• Records for this task:
════════

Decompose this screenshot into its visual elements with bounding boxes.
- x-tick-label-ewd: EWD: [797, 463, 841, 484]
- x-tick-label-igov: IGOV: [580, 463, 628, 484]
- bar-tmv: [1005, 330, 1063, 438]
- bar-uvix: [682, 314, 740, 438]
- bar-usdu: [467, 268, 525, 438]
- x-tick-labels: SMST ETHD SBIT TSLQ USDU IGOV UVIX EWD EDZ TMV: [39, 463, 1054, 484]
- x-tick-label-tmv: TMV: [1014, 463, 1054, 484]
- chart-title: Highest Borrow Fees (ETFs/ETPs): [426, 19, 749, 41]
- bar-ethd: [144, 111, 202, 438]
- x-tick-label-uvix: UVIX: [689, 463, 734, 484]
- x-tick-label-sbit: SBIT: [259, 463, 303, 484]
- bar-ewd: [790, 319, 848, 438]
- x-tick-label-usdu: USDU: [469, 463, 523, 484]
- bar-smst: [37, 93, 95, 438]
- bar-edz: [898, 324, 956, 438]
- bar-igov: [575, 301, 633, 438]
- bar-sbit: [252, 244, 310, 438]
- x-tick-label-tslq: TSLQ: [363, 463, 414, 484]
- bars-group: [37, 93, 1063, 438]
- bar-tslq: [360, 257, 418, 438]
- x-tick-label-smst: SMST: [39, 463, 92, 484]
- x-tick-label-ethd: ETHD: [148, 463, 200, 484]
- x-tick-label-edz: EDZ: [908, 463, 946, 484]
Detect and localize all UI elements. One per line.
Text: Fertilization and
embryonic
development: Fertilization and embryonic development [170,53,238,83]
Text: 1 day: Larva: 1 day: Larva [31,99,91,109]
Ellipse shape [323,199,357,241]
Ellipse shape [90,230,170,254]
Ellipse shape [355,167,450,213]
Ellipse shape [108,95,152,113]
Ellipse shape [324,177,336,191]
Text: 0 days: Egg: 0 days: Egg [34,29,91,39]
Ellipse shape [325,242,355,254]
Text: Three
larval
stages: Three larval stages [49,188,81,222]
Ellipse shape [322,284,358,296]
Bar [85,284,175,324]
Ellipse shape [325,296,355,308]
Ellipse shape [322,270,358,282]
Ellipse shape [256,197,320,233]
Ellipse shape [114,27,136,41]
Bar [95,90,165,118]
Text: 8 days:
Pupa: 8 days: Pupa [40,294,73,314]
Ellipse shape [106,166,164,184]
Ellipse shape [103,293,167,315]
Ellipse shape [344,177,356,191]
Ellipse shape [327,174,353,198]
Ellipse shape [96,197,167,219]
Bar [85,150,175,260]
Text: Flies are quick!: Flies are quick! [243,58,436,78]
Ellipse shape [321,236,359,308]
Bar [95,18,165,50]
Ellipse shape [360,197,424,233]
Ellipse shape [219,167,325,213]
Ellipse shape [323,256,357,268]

════════

• Written instruction:
Copy every line of the records above word for word, with nothing changed, added, or left out.

• Full response:
Decompose this screenshot into its visual elements with bounding boxes.
- x-tick-label-ewd: EWD: [797, 463, 841, 484]
- x-tick-label-igov: IGOV: [580, 463, 628, 484]
- bar-tmv: [1005, 330, 1063, 438]
- bar-uvix: [682, 314, 740, 438]
- bar-usdu: [467, 268, 525, 438]
- x-tick-labels: SMST ETHD SBIT TSLQ USDU IGOV UVIX EWD EDZ TMV: [39, 463, 1054, 484]
- x-tick-label-tmv: TMV: [1014, 463, 1054, 484]
- chart-title: Highest Borrow Fees (ETFs/ETPs): [426, 19, 749, 41]
- bar-ethd: [144, 111, 202, 438]
- x-tick-label-uvix: UVIX: [689, 463, 734, 484]
- x-tick-label-sbit: SBIT: [259, 463, 303, 484]
- bar-ewd: [790, 319, 848, 438]
- x-tick-label-usdu: USDU: [469, 463, 523, 484]
- bar-smst: [37, 93, 95, 438]
- bar-edz: [898, 324, 956, 438]
- bar-igov: [575, 301, 633, 438]
- bar-sbit: [252, 244, 310, 438]
- x-tick-label-tslq: TSLQ: [363, 463, 414, 484]
- bars-group: [37, 93, 1063, 438]
- bar-tslq: [360, 257, 418, 438]
- x-tick-label-smst: SMST: [39, 463, 92, 484]
- x-tick-label-ethd: ETHD: [148, 463, 200, 484]
- x-tick-label-edz: EDZ: [908, 463, 946, 484]
Detect and localize all UI elements. One per line.
Text: Fertilization and
embryonic
development: Fertilization and embryonic development [170,53,238,83]
Text: 1 day: Larva: 1 day: Larva [31,99,91,109]
Ellipse shape [323,199,357,241]
Ellipse shape [90,230,170,254]
Ellipse shape [355,167,450,213]
Ellipse shape [108,95,152,113]
Ellipse shape [324,177,336,191]
Text: 0 days: Egg: 0 days: Egg [34,29,91,39]
Ellipse shape [325,242,355,254]
Text: Three
larval
stages: Three larval stages [49,188,81,222]
Ellipse shape [322,284,358,296]
Bar [85,284,175,324]
Ellipse shape [325,296,355,308]
Ellipse shape [322,270,358,282]
Ellipse shape [256,197,320,233]
Ellipse shape [114,27,136,41]
Bar [95,90,165,118]
Text: 8 days:
Pupa: 8 days: Pupa [40,294,73,314]
Ellipse shape [106,166,164,184]
Ellipse shape [103,293,167,315]
Ellipse shape [344,177,356,191]
Ellipse shape [327,174,353,198]
Ellipse shape [96,197,167,219]
Bar [85,150,175,260]
Text: Flies are quick!: Flies are quick! [243,58,436,78]
Ellipse shape [321,236,359,308]
Bar [95,18,165,50]
Ellipse shape [360,197,424,233]
Ellipse shape [219,167,325,213]
Ellipse shape [323,256,357,268]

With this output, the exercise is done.